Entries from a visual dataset
● ● ● ●

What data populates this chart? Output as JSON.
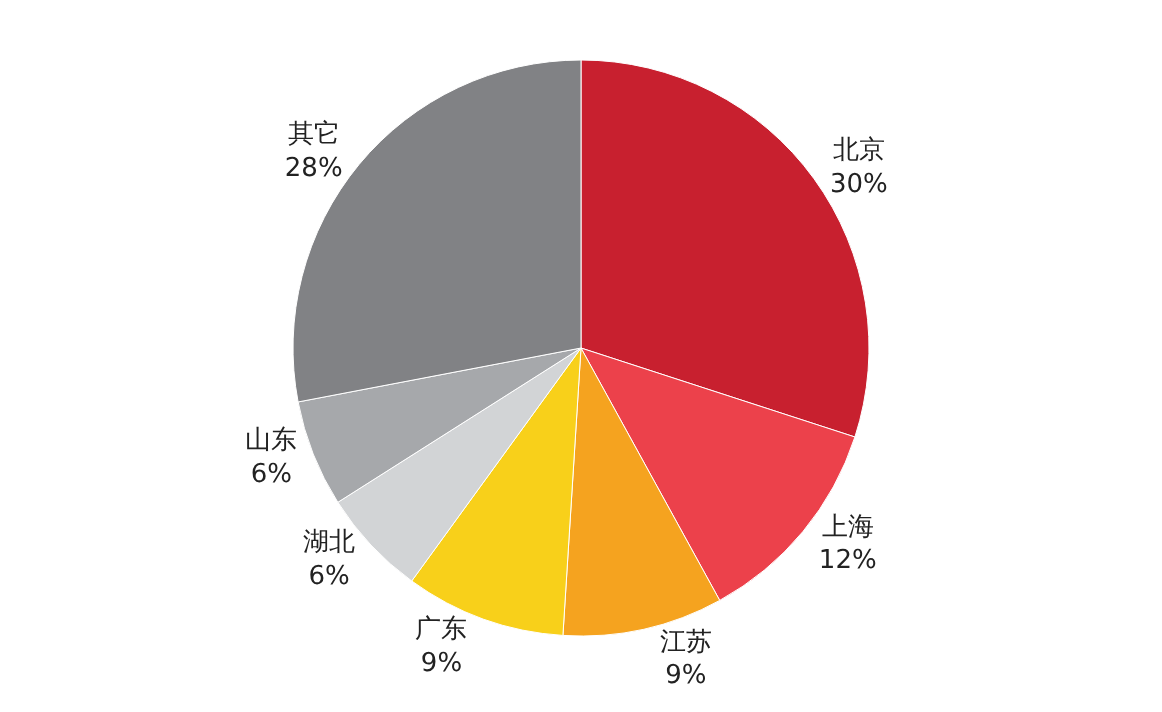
{
  "chart_data": {
    "type": "pie",
    "categories": [
      "北京",
      "上海",
      "江苏",
      "广东",
      "湖北",
      "山东",
      "其它"
    ],
    "values": [
      30,
      12,
      9,
      9,
      6,
      6,
      28
    ],
    "value_labels": [
      "30%",
      "12%",
      "9%",
      "9%",
      "6%",
      "6%",
      "28%"
    ],
    "colors": [
      "#c8202f",
      "#ec414b",
      "#f5a31f",
      "#f8d01a",
      "#d2d4d6",
      "#a6a8ab",
      "#818285"
    ],
    "legend": false
  }
}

● ● ● ●

SET PROBLEM:
Using the material above, retype each entry exactly and omit the pictures.

REPLY TO THE EXERCISE:
What data populates this chart? Output as JSON.
{
  "chart_data": {
    "type": "pie",
    "categories": [
      "北京",
      "上海",
      "江苏",
      "广东",
      "湖北",
      "山东",
      "其它"
    ],
    "values": [
      30,
      12,
      9,
      9,
      6,
      6,
      28
    ],
    "value_labels": [
      "30%",
      "12%",
      "9%",
      "9%",
      "6%",
      "6%",
      "28%"
    ],
    "colors": [
      "#c8202f",
      "#ec414b",
      "#f5a31f",
      "#f8d01a",
      "#d2d4d6",
      "#a6a8ab",
      "#818285"
    ],
    "legend": false
  }
}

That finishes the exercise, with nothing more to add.